◆ Supplied information:
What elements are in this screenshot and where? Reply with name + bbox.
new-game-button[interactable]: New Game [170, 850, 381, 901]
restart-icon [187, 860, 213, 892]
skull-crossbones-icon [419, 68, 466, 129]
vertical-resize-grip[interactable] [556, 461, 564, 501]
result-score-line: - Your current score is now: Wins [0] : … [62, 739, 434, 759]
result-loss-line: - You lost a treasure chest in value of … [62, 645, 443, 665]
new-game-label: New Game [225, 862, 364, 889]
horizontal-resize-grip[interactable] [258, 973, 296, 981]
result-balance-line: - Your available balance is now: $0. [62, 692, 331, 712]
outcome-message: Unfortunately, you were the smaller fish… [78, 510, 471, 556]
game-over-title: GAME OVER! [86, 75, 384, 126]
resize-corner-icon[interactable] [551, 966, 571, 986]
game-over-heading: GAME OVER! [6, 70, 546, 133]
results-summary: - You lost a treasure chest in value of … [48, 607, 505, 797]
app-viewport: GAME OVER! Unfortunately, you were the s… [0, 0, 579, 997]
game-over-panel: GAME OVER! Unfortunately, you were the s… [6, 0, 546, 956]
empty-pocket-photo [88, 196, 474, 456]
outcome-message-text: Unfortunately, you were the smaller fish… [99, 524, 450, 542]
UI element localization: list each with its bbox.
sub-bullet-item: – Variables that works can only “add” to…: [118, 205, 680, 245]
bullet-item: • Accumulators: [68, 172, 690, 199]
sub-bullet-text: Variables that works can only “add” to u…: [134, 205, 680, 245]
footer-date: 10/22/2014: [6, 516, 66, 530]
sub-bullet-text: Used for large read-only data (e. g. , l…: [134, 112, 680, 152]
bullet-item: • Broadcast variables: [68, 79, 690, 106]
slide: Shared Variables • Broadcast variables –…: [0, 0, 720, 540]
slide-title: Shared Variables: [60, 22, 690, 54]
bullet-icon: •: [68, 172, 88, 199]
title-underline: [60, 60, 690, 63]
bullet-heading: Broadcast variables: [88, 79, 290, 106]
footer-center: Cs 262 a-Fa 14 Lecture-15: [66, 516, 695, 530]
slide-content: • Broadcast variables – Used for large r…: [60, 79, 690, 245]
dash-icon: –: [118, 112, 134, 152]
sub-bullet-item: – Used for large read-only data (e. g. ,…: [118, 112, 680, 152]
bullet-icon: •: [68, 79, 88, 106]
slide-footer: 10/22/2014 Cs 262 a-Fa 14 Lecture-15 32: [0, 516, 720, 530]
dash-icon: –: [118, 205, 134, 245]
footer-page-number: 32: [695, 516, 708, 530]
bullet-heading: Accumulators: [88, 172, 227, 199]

◆ Directions for this task:
Switch every "dash-icon" in the items above to "hyphen-icon". Write out all the lines again with nothing else changed.

◆ The result:
What elements are in this screenshot and where? Reply with name + bbox.
new-game-button[interactable]: New Game [170, 850, 381, 901]
restart-icon [187, 860, 213, 892]
skull-crossbones-icon [419, 68, 466, 129]
vertical-resize-grip[interactable] [556, 461, 564, 501]
result-score-line: - Your current score is now: Wins [0] : … [62, 739, 434, 759]
result-loss-line: - You lost a treasure chest in value of … [62, 645, 443, 665]
new-game-label: New Game [225, 862, 364, 889]
horizontal-resize-grip[interactable] [258, 973, 296, 981]
result-balance-line: - Your available balance is now: $0. [62, 692, 331, 712]
outcome-message: Unfortunately, you were the smaller fish… [78, 510, 471, 556]
game-over-title: GAME OVER! [86, 75, 384, 126]
resize-corner-icon[interactable] [551, 966, 571, 986]
game-over-heading: GAME OVER! [6, 70, 546, 133]
results-summary: - You lost a treasure chest in value of … [48, 607, 505, 797]
app-viewport: GAME OVER! Unfortunately, you were the s… [0, 0, 579, 997]
game-over-panel: GAME OVER! Unfortunately, you were the s… [6, 0, 546, 956]
empty-pocket-photo [88, 196, 474, 456]
outcome-message-text: Unfortunately, you were the smaller fish… [99, 524, 450, 542]
UI element localization: list each with its bbox.
sub-bullet-item: – Variables that works can only “add” to…: [118, 205, 680, 245]
bullet-item: • Accumulators: [68, 172, 690, 199]
sub-bullet-text: Variables that works can only “add” to u…: [134, 205, 680, 245]
footer-date: 10/22/2014: [6, 516, 66, 530]
sub-bullet-text: Used for large read-only data (e. g. , l…: [134, 112, 680, 152]
bullet-item: • Broadcast variables: [68, 79, 690, 106]
slide: Shared Variables • Broadcast variables –…: [0, 0, 720, 540]
slide-title: Shared Variables: [60, 22, 690, 54]
bullet-icon: •: [68, 172, 88, 199]
title-underline: [60, 60, 690, 63]
bullet-heading: Broadcast variables: [88, 79, 290, 106]
footer-center: Cs 262 a-Fa 14 Lecture-15: [66, 516, 695, 530]
slide-content: • Broadcast variables – Used for large r…: [60, 79, 690, 245]
hyphen-icon: –: [118, 112, 134, 152]
sub-bullet-item: – Used for large read-only data (e. g. ,…: [118, 112, 680, 152]
bullet-icon: •: [68, 79, 88, 106]
slide-footer: 10/22/2014 Cs 262 a-Fa 14 Lecture-15 32: [0, 516, 720, 530]
hyphen-icon: –: [118, 205, 134, 245]
footer-page-number: 32: [695, 516, 708, 530]
bullet-heading: Accumulators: [88, 172, 227, 199]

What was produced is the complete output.